* _WHAT YOU ARE ASKED TO DO_: Here are some entries; quote each one exactly.

━━ MATERIAL PROVIDED ━━

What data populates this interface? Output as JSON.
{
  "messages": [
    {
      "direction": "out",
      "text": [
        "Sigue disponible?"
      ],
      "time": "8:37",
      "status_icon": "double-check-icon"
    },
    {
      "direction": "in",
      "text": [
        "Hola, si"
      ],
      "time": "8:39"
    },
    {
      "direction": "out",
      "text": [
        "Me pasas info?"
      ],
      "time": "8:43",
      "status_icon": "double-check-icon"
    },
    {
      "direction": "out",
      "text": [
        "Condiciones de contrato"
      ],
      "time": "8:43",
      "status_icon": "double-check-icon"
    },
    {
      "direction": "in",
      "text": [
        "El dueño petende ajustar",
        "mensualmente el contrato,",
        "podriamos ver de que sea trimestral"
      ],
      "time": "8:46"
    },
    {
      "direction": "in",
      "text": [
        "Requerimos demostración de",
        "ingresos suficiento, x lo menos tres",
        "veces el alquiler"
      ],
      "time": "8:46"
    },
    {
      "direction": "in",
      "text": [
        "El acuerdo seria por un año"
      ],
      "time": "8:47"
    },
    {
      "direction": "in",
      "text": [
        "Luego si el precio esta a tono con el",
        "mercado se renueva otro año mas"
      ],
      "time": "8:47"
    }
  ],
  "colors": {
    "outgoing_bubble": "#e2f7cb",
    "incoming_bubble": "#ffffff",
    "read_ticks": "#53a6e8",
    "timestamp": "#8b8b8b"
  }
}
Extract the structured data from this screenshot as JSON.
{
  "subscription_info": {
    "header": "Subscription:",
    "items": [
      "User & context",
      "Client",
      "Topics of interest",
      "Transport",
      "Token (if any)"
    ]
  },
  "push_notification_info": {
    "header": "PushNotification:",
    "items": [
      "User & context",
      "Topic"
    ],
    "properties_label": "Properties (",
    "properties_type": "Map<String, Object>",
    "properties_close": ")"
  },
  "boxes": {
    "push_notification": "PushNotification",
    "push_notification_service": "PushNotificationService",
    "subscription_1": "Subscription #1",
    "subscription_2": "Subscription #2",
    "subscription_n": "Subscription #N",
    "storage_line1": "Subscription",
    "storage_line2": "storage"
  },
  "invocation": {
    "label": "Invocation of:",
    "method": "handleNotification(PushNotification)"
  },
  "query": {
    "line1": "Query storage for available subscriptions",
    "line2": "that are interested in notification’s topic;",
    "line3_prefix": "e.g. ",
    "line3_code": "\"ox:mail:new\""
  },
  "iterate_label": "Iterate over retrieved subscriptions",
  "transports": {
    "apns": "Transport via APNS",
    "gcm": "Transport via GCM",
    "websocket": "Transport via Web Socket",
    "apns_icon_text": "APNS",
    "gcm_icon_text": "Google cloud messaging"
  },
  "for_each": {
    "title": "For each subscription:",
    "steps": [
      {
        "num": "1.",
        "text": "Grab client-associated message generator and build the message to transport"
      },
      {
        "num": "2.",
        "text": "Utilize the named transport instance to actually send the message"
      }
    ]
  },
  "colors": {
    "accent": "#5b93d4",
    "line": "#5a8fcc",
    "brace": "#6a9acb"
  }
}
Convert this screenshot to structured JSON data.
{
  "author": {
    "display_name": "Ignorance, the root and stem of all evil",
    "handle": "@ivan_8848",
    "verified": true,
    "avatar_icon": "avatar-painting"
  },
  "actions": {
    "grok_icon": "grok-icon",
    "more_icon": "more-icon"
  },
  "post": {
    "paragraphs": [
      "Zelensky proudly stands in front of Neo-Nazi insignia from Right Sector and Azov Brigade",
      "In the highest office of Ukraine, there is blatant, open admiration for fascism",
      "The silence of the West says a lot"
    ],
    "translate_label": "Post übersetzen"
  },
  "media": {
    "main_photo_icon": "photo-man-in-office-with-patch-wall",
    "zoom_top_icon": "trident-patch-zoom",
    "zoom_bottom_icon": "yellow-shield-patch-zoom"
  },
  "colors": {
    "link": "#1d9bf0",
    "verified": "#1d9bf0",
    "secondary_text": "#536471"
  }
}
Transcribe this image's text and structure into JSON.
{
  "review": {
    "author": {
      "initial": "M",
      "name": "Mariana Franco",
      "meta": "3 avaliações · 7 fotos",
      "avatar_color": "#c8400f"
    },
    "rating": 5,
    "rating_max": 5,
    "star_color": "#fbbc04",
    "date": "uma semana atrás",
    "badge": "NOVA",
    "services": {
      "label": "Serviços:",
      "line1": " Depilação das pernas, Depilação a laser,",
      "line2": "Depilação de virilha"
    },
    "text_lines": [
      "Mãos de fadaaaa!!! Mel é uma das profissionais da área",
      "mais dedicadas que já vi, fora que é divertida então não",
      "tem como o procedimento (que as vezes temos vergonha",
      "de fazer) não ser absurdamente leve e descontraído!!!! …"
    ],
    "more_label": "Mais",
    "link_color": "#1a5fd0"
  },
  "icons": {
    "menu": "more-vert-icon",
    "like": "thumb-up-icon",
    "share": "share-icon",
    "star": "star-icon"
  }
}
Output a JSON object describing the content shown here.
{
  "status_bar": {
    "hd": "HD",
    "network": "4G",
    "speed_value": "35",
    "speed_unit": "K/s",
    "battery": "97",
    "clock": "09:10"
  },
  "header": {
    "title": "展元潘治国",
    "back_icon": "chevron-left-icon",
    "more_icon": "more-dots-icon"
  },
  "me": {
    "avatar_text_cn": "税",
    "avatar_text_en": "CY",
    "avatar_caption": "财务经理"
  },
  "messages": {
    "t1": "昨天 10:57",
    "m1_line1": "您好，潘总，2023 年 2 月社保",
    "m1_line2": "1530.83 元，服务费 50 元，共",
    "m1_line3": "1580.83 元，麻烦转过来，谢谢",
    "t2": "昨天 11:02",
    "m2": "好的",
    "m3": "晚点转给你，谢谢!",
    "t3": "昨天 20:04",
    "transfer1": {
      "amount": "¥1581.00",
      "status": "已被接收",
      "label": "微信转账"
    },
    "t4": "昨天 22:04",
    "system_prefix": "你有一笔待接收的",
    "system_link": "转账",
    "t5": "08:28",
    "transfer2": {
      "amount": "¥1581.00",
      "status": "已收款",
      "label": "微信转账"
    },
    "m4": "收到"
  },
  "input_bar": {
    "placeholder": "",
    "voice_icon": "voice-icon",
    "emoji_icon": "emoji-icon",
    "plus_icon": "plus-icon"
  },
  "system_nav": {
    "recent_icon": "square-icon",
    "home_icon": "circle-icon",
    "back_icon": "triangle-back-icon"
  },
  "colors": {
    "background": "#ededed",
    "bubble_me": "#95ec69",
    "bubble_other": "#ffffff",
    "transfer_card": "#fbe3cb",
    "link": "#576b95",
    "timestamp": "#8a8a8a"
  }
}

━━━

* _ANSWER FOR THIS EXERCISE_:
What data populates this interface? Output as JSON.
{
  "messages": [
    {
      "direction": "out",
      "text": [
        "Sigue disponible?"
      ],
      "time": "8:37",
      "status_icon": "double-check-icon"
    },
    {
      "direction": "in",
      "text": [
        "Hola, si"
      ],
      "time": "8:39"
    },
    {
      "direction": "out",
      "text": [
        "Me pasas info?"
      ],
      "time": "8:43",
      "status_icon": "double-check-icon"
    },
    {
      "direction": "out",
      "text": [
        "Condiciones de contrato"
      ],
      "time": "8:43",
      "status_icon": "double-check-icon"
    },
    {
      "direction": "in",
      "text": [
        "El dueño petende ajustar",
        "mensualmente el contrato,",
        "podriamos ver de que sea trimestral"
      ],
      "time": "8:46"
    },
    {
      "direction": "in",
      "text": [
        "Requerimos demostración de",
        "ingresos suficiento, x lo menos tres",
        "veces el alquiler"
      ],
      "time": "8:46"
    },
    {
      "direction": "in",
      "text": [
        "El acuerdo seria por un año"
      ],
      "time": "8:47"
    },
    {
      "direction": "in",
      "text": [
        "Luego si el precio esta a tono con el",
        "mercado se renueva otro año mas"
      ],
      "time": "8:47"
    }
  ],
  "colors": {
    "outgoing_bubble": "#e2f7cb",
    "incoming_bubble": "#ffffff",
    "read_ticks": "#53a6e8",
    "timestamp": "#8b8b8b"
  }
}
Extract the structured data from this screenshot as JSON.
{
  "subscription_info": {
    "header": "Subscription:",
    "items": [
      "User & context",
      "Client",
      "Topics of interest",
      "Transport",
      "Token (if any)"
    ]
  },
  "push_notification_info": {
    "header": "PushNotification:",
    "items": [
      "User & context",
      "Topic"
    ],
    "properties_label": "Properties (",
    "properties_type": "Map<String, Object>",
    "properties_close": ")"
  },
  "boxes": {
    "push_notification": "PushNotification",
    "push_notification_service": "PushNotificationService",
    "subscription_1": "Subscription #1",
    "subscription_2": "Subscription #2",
    "subscription_n": "Subscription #N",
    "storage_line1": "Subscription",
    "storage_line2": "storage"
  },
  "invocation": {
    "label": "Invocation of:",
    "method": "handleNotification(PushNotification)"
  },
  "query": {
    "line1": "Query storage for available subscriptions",
    "line2": "that are interested in notification’s topic;",
    "line3_prefix": "e.g. ",
    "line3_code": "\"ox:mail:new\""
  },
  "iterate_label": "Iterate over retrieved subscriptions",
  "transports": {
    "apns": "Transport via APNS",
    "gcm": "Transport via GCM",
    "websocket": "Transport via Web Socket",
    "apns_icon_text": "APNS",
    "gcm_icon_text": "Google cloud messaging"
  },
  "for_each": {
    "title": "For each subscription:",
    "steps": [
      {
        "num": "1.",
        "text": "Grab client-associated message generator and build the message to transport"
      },
      {
        "num": "2.",
        "text": "Utilize the named transport instance to actually send the message"
      }
    ]
  },
  "colors": {
    "accent": "#5b93d4",
    "line": "#5a8fcc",
    "brace": "#6a9acb"
  }
}
Convert this screenshot to structured JSON data.
{
  "author": {
    "display_name": "Ignorance, the root and stem of all evil",
    "handle": "@ivan_8848",
    "verified": true,
    "avatar_icon": "avatar-painting"
  },
  "actions": {
    "grok_icon": "grok-icon",
    "more_icon": "more-icon"
  },
  "post": {
    "paragraphs": [
      "Zelensky proudly stands in front of Neo-Nazi insignia from Right Sector and Azov Brigade",
      "In the highest office of Ukraine, there is blatant, open admiration for fascism",
      "The silence of the West says a lot"
    ],
    "translate_label": "Post übersetzen"
  },
  "media": {
    "main_photo_icon": "photo-man-in-office-with-patch-wall",
    "zoom_top_icon": "trident-patch-zoom",
    "zoom_bottom_icon": "yellow-shield-patch-zoom"
  },
  "colors": {
    "link": "#1d9bf0",
    "verified": "#1d9bf0",
    "secondary_text": "#536471"
  }
}
Transcribe this image's text and structure into JSON.
{
  "review": {
    "author": {
      "initial": "M",
      "name": "Mariana Franco",
      "meta": "3 avaliações · 7 fotos",
      "avatar_color": "#c8400f"
    },
    "rating": 5,
    "rating_max": 5,
    "star_color": "#fbbc04",
    "date": "uma semana atrás",
    "badge": "NOVA",
    "services": {
      "label": "Serviços:",
      "line1": " Depilação das pernas, Depilação a laser,",
      "line2": "Depilação de virilha"
    },
    "text_lines": [
      "Mãos de fadaaaa!!! Mel é uma das profissionais da área",
      "mais dedicadas que já vi, fora que é divertida então não",
      "tem como o procedimento (que as vezes temos vergonha",
      "de fazer) não ser absurdamente leve e descontraído!!!! …"
    ],
    "more_label": "Mais",
    "link_color": "#1a5fd0"
  },
  "icons": {
    "menu": "more-vert-icon",
    "like": "thumb-up-icon",
    "share": "share-icon",
    "star": "star-icon"
  }
}
Output a JSON object describing the content shown here.
{
  "status_bar": {
    "hd": "HD",
    "network": "4G",
    "speed_value": "35",
    "speed_unit": "K/s",
    "battery": "97",
    "clock": "09:10"
  },
  "header": {
    "title": "展元潘治国",
    "back_icon": "chevron-left-icon",
    "more_icon": "more-dots-icon"
  },
  "me": {
    "avatar_text_cn": "税",
    "avatar_text_en": "CY",
    "avatar_caption": "财务经理"
  },
  "messages": {
    "t1": "昨天 10:57",
    "m1_line1": "您好，潘总，2023 年 2 月社保",
    "m1_line2": "1530.83 元，服务费 50 元，共",
    "m1_line3": "1580.83 元，麻烦转过来，谢谢",
    "t2": "昨天 11:02",
    "m2": "好的",
    "m3": "晚点转给你，谢谢!",
    "t3": "昨天 20:04",
    "transfer1": {
      "amount": "¥1581.00",
      "status": "已被接收",
      "label": "微信转账"
    },
    "t4": "昨天 22:04",
    "system_prefix": "你有一笔待接收的",
    "system_link": "转账",
    "t5": "08:28",
    "transfer2": {
      "amount": "¥1581.00",
      "status": "已收款",
      "label": "微信转账"
    },
    "m4": "收到"
  },
  "input_bar": {
    "placeholder": "",
    "voice_icon": "voice-icon",
    "emoji_icon": "emoji-icon",
    "plus_icon": "plus-icon"
  },
  "system_nav": {
    "recent_icon": "square-icon",
    "home_icon": "circle-icon",
    "back_icon": "triangle-back-icon"
  },
  "colors": {
    "background": "#ededed",
    "bubble_me": "#95ec69",
    "bubble_other": "#ffffff",
    "transfer_card": "#fbe3cb",
    "link": "#576b95",
    "timestamp": "#8a8a8a"
  }
}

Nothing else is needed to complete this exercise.